» WHAT IS NEEDED: Within this material, how many lines have the string "无法操作" in them? The answer is a number, with nothing added.

(Data entries)

################

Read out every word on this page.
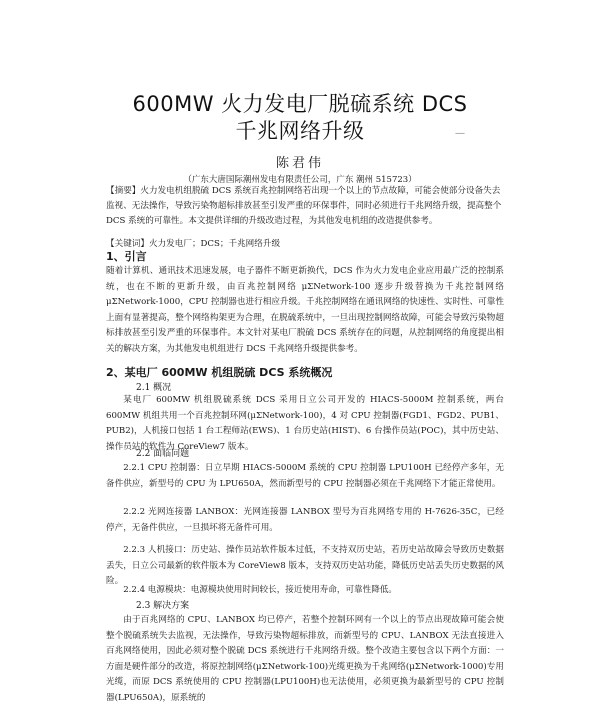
600MW 火力发电厂脱硫系统 DCS
千兆网络升级	—
陈君伟
（广东大唐国际潮州发电有限责任公司，广东 潮州 515723）
【摘要】火力发电机组脱硫 DCS 系统百兆控制网络若出现一个以上的节点故障，可能会使部分设备失去监视、无法操作，导致污染物超标排放甚至引发严重的环保事件，同时必须进行千兆网络升级，提高整个 DCS 系统的可靠性。本文提供详细的升级改造过程，为其他发电机组的改造提供参考。
【关键词】火力发电厂；DCS；千兆网络升级
1、引言
随着计算机、通讯技术迅速发展，电子器件不断更新换代，DCS 作为火力发电企业应用最广泛的控制系统，也在不断的更新升级，由百兆控制网络 μΣNetwork-100 逐步升级替换为千兆控制网络 μΣNetwork-1000，CPU 控制器也进行相应升级。千兆控制网络在通讯网络的快速性、实时性、可靠性上面有显著提高，整个网络构架更为合理，在脱硫系统中，一旦出现控制网络故障，可能会导致污染物超标排放甚至引发严重的环保事件。本文针对某电厂脱硫 DCS 系统存在的问题，从控制网络的角度提出相关的解决方案，为其他发电机组进行 DCS 千兆网络升级提供参考。
2、某电厂 600MW 机组脱硫 DCS 系统概况
2.1 概况
某电厂 600MW 机组脱硫系统 DCS 采用日立公司开发的 HIACS-5000M 控制系统，两台 600MW 机组共用一个百兆控制环网(μΣNetwork-100)，4 对 CPU 控制器(FGD1、FGD2、PUB1、PUB2)，人机接口包括 1 台工程师站(EWS)、1 台历史站(HIST)、6 台操作员站(POC)，其中历史站、操作员站的软件为 CoreView7 版本。
2.2 面临问题
2.2.1 CPU 控制器：日立早期 HIACS-5000M 系统的 CPU 控制器 LPU100H 已经停产多年，无备件供应，新型号的 CPU 为 LPU650A，然而新型号的 CPU 控制器必须在千兆网络下才能正常使用。
2.2.2 光网连接器 LANBOX：光网连接器 LANBOX 型号为百兆网络专用的 H-7626-35C，已经停产，无备件供应，一旦损坏将无备件可用。
2.2.3 人机接口：历史站、操作员站软件版本过低，不支持双历史站，若历史站故障会导致历史数据丢失，日立公司最新的软件版本为 CoreView8 版本，支持双历史站功能，降低历史站丢失历史数据的风险。
2.2.4 电源模块：电源模块使用时间较长，接近使用寿命，可靠性降低。
2.3 解决方案
由于百兆网络的 CPU、LANBOX 均已停产，若整个控制环网有一个以上的节点出现故障可能会使整个脱硫系统失去监视，无法操作，导致污染物超标排放，而新型号的 CPU、LANBOX 无法直接进入百兆网络使用，因此必须对整个脱硫 DCS 系统进行千兆网络升级。整个改造主要包含以下两个方面：一方面是硬件部分的改造，将原控制网络(μΣNetwork-100)光缆更换为千兆网络(μΣNetwork-1000)专用光缆，而原 DCS 系统使用的 CPU 控制器(LPU100H)也无法使用，必须更换为最新型号的 CPU 控制器(LPU650A)，原系统的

################

» SOLUTION TO THE PROBLEM: 2